:: Short problem ::
Select every line below containing the word "JSON".

:: Data ::

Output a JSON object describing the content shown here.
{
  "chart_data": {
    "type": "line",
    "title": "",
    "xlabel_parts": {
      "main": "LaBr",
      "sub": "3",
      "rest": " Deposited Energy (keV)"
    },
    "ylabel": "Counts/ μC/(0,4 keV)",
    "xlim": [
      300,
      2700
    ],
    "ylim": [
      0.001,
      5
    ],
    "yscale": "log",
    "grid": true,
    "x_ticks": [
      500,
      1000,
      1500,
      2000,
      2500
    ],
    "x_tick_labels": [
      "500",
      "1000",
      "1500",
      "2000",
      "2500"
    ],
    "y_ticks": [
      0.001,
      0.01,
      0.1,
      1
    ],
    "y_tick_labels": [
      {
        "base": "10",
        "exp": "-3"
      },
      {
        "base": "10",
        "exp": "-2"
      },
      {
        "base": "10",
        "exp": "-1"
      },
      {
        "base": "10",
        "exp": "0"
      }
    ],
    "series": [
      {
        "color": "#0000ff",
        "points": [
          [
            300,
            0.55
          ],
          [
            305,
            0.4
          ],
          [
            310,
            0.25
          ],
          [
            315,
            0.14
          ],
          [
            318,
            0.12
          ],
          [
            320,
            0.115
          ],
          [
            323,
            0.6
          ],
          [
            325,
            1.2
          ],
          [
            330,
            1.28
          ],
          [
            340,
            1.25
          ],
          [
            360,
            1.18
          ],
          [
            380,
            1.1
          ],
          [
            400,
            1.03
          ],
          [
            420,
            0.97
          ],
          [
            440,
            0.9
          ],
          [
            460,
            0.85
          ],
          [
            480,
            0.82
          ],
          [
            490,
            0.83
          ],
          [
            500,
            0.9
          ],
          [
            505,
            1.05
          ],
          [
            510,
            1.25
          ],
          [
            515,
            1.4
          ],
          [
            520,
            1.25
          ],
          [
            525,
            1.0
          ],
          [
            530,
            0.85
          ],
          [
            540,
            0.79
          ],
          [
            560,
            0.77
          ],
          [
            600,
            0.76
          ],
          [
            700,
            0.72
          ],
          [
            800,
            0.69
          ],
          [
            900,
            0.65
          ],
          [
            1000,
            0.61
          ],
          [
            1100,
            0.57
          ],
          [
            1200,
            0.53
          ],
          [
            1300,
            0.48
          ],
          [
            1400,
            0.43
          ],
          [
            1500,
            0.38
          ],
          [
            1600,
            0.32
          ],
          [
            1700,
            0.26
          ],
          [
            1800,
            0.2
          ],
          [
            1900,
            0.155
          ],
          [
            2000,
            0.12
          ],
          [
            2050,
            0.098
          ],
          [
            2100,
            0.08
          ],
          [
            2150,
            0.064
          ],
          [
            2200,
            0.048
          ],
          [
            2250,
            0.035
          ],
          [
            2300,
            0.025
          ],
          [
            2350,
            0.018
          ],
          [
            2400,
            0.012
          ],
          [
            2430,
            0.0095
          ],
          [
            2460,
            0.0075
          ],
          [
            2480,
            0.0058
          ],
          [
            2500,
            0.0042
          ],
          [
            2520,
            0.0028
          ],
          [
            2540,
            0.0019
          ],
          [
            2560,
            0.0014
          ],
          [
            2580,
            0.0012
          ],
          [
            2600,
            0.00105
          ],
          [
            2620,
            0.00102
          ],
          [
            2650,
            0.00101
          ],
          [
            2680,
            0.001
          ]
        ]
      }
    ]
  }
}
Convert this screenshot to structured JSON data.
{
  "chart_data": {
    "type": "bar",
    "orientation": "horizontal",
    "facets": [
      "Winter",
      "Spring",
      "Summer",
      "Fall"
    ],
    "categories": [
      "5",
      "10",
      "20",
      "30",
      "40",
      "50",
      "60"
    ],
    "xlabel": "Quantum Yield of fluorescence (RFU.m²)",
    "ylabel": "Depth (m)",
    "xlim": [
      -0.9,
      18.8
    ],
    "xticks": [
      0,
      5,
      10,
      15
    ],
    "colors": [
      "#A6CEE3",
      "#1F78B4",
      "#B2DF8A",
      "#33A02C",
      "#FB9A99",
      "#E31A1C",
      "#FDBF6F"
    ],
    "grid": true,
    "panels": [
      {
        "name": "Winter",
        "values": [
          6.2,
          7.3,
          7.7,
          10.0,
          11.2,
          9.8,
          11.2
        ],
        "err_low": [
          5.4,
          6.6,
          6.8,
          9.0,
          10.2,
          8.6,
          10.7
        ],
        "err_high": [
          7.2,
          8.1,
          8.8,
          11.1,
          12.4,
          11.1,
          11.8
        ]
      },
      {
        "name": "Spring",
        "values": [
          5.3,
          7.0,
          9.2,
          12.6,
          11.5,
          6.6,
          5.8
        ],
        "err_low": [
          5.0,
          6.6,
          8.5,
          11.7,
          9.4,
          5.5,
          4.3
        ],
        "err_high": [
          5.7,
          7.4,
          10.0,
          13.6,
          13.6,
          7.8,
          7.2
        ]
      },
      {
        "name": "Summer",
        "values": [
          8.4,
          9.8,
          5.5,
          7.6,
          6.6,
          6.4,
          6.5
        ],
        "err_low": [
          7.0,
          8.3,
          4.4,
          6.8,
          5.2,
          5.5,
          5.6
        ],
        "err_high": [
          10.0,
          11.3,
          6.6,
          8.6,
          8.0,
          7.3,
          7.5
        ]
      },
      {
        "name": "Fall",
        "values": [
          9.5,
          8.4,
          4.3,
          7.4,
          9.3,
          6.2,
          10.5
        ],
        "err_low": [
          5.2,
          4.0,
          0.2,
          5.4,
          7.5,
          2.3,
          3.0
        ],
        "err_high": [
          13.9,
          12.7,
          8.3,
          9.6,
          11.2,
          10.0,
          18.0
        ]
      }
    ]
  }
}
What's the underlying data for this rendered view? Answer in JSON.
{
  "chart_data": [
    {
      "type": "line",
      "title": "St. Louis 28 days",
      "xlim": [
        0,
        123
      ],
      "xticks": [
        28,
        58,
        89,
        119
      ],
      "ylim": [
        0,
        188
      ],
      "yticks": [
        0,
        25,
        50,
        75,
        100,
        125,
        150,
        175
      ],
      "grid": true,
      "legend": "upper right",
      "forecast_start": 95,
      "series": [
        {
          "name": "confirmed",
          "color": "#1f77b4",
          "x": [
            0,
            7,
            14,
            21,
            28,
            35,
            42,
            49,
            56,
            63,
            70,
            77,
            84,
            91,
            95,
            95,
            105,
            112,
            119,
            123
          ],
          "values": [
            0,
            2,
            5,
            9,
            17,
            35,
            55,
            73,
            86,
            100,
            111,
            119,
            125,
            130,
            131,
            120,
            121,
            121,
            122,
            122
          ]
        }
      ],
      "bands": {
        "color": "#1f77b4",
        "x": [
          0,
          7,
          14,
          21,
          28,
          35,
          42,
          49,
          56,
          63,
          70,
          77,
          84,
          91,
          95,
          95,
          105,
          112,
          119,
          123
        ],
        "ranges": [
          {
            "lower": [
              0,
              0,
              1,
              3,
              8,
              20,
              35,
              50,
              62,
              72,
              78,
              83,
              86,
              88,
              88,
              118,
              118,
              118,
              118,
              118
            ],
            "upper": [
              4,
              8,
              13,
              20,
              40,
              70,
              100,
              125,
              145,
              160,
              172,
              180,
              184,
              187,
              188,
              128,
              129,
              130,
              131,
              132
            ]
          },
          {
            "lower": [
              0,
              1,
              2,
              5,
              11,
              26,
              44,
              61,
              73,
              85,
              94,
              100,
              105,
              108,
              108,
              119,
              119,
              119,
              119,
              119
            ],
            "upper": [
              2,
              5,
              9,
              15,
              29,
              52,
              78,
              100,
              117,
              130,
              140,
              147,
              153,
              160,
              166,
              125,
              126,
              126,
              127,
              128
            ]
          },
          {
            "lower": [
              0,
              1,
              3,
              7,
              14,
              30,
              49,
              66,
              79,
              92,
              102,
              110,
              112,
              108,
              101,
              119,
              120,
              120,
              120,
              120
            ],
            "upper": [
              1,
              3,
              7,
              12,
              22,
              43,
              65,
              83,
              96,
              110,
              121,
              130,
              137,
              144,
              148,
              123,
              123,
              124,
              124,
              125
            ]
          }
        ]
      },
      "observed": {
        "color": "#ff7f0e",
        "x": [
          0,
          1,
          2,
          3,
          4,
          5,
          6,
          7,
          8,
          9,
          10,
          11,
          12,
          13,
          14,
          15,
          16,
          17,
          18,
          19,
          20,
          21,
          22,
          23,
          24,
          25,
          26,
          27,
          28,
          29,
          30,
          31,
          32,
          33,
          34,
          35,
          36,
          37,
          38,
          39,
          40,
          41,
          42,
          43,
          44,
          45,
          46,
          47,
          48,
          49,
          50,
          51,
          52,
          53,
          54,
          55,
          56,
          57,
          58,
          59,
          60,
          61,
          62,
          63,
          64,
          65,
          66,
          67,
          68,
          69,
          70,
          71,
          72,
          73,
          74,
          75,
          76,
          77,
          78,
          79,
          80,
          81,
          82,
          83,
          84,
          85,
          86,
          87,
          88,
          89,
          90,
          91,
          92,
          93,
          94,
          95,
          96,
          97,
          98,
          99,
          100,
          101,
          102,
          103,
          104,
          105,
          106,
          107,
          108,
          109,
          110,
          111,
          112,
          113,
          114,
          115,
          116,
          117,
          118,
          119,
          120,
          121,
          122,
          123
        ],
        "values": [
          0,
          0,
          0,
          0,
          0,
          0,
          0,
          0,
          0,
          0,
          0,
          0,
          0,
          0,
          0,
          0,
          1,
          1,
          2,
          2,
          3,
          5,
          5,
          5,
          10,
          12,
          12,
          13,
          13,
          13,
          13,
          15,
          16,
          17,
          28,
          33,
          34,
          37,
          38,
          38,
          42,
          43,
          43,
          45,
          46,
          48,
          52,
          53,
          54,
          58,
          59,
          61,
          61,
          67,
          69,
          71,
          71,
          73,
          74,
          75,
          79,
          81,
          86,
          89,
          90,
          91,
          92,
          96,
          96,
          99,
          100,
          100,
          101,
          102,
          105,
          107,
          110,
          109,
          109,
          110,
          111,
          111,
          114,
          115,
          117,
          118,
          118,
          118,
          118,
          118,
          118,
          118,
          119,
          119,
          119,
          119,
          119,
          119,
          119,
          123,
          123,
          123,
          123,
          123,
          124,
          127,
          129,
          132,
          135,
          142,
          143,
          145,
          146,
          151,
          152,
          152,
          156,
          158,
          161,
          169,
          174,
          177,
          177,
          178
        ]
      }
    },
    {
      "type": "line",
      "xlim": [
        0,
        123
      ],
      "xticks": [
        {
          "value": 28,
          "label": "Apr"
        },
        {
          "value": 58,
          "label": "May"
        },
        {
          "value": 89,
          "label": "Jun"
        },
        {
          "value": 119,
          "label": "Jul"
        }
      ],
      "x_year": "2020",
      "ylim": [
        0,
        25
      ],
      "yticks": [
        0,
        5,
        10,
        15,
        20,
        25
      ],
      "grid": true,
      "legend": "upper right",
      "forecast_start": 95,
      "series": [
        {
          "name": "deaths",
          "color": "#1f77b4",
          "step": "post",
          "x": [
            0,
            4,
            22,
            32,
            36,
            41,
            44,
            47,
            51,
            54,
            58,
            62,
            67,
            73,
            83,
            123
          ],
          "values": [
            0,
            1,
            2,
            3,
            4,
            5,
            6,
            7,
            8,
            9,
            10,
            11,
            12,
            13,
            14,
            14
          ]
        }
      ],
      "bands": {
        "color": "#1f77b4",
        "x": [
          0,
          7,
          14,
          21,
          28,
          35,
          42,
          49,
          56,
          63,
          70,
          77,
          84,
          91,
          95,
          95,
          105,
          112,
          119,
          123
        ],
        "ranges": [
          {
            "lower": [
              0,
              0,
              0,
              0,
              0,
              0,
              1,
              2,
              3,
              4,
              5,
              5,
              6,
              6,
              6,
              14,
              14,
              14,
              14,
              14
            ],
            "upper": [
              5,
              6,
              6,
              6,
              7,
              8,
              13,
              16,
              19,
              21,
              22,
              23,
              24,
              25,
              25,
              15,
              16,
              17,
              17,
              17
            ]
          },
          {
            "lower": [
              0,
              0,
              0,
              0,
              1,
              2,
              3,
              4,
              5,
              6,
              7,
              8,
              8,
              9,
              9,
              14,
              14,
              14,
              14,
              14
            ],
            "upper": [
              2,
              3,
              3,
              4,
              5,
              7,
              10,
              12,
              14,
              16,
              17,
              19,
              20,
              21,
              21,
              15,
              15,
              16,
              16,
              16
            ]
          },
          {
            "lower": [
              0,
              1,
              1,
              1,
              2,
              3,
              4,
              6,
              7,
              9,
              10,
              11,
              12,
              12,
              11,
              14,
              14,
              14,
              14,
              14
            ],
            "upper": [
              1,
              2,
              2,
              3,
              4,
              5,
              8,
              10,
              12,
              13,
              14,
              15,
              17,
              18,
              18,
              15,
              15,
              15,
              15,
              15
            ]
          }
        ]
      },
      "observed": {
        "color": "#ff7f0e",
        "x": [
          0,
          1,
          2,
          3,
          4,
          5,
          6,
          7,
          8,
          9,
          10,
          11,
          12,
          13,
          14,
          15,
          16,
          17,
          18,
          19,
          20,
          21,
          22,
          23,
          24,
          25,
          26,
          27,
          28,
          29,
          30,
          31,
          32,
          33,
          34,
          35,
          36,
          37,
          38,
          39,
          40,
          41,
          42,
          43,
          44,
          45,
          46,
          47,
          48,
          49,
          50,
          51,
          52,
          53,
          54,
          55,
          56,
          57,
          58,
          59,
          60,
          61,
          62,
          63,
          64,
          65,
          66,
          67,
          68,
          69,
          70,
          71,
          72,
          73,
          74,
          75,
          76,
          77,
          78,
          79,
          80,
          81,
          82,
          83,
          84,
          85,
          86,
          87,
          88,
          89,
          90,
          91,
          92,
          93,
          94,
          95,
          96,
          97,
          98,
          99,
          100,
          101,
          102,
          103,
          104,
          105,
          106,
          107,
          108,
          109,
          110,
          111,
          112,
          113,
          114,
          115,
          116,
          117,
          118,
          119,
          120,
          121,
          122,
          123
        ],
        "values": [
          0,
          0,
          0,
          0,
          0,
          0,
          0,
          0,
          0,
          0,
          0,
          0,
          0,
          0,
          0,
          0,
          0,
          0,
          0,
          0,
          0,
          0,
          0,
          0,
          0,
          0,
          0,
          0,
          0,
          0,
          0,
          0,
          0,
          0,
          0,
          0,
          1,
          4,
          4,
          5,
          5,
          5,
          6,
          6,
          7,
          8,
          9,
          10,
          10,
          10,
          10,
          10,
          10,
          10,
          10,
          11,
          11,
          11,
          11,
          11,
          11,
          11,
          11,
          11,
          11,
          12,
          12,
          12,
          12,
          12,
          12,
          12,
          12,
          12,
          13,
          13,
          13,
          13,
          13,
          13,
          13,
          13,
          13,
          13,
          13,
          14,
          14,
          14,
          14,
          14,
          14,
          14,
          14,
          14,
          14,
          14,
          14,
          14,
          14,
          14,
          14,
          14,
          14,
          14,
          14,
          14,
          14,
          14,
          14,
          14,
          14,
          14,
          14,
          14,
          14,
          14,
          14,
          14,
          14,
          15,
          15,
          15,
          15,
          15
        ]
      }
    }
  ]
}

:::

:: Output for this task ::
Output a JSON object describing the content shown here.
Convert this screenshot to structured JSON data.
What's the underlying data for this rendered view? Answer in JSON.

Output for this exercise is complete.